DO THIS: Make an exact copy of the entries below with the pictures removed.

RAW RECORDS:
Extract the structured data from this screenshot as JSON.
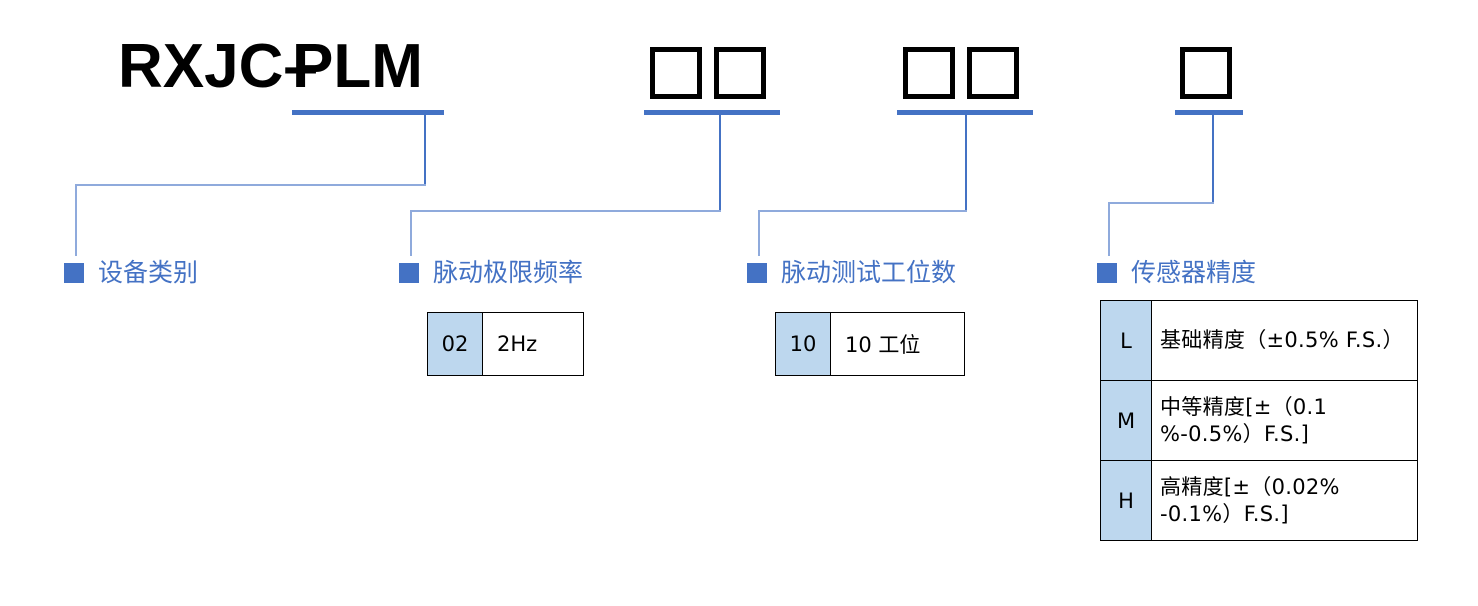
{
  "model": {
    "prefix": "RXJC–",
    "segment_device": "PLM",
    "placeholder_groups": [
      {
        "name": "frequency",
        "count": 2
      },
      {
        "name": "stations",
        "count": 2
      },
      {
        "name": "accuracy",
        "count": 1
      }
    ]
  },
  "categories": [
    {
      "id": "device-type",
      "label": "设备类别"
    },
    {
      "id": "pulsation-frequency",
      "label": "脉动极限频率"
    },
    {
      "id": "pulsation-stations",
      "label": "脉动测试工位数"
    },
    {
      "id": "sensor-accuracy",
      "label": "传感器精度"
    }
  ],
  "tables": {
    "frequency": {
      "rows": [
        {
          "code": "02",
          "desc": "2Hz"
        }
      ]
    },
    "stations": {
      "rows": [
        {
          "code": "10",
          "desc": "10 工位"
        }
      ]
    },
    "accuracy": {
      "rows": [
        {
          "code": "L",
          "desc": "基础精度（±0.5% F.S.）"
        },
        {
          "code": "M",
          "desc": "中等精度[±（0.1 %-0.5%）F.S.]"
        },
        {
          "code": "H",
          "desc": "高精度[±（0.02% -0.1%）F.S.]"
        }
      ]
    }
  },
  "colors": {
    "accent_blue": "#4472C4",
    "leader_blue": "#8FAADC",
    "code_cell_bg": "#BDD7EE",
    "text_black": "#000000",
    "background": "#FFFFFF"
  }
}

RESPONSE TO THIS TASK:
Extract the structured data from this screenshot as JSON.
{
  "model": {
    "prefix": "RXJC–",
    "segment_device": "PLM",
    "placeholder_groups": [
      {
        "name": "frequency",
        "count": 2
      },
      {
        "name": "stations",
        "count": 2
      },
      {
        "name": "accuracy",
        "count": 1
      }
    ]
  },
  "categories": [
    {
      "id": "device-type",
      "label": "设备类别"
    },
    {
      "id": "pulsation-frequency",
      "label": "脉动极限频率"
    },
    {
      "id": "pulsation-stations",
      "label": "脉动测试工位数"
    },
    {
      "id": "sensor-accuracy",
      "label": "传感器精度"
    }
  ],
  "tables": {
    "frequency": {
      "rows": [
        {
          "code": "02",
          "desc": "2Hz"
        }
      ]
    },
    "stations": {
      "rows": [
        {
          "code": "10",
          "desc": "10 工位"
        }
      ]
    },
    "accuracy": {
      "rows": [
        {
          "code": "L",
          "desc": "基础精度（±0.5% F.S.）"
        },
        {
          "code": "M",
          "desc": "中等精度[±（0.1 %-0.5%）F.S.]"
        },
        {
          "code": "H",
          "desc": "高精度[±（0.02% -0.1%）F.S.]"
        }
      ]
    }
  },
  "colors": {
    "accent_blue": "#4472C4",
    "leader_blue": "#8FAADC",
    "code_cell_bg": "#BDD7EE",
    "text_black": "#000000",
    "background": "#FFFFFF"
  }
}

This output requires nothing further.